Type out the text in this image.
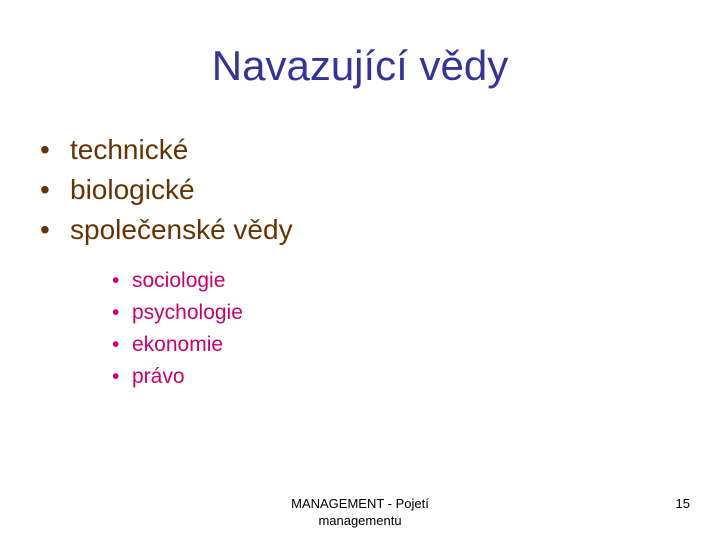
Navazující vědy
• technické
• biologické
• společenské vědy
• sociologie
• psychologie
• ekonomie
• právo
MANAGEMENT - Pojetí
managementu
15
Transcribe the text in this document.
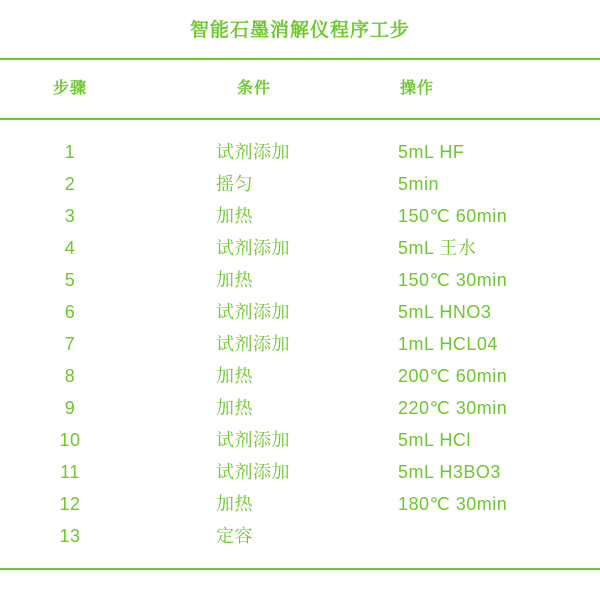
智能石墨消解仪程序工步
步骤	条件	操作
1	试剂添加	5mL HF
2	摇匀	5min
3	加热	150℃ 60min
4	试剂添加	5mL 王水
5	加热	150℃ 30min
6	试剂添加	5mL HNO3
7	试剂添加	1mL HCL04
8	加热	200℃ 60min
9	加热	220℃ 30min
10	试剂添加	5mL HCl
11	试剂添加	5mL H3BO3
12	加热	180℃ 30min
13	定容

_____

- _Work to be completed_:
Take the entries shown above and quote them verbatim, passing over the pictures.

- _Exercise output_:
Type out the text in this image.
Navazující vědy
• technické
• biologické
• společenské vědy
• sociologie
• psychologie
• ekonomie
• právo
MANAGEMENT - Pojetí
managementu
15
Transcribe the text in this document.
智能石墨消解仪程序工步
步骤	条件	操作
1	试剂添加	5mL HF
2	摇匀	5min
3	加热	150℃ 60min
4	试剂添加	5mL 王水
5	加热	150℃ 30min
6	试剂添加	5mL HNO3
7	试剂添加	1mL HCL04
8	加热	200℃ 60min
9	加热	220℃ 30min
10	试剂添加	5mL HCl
11	试剂添加	5mL H3BO3
12	加热	180℃ 30min
13	定容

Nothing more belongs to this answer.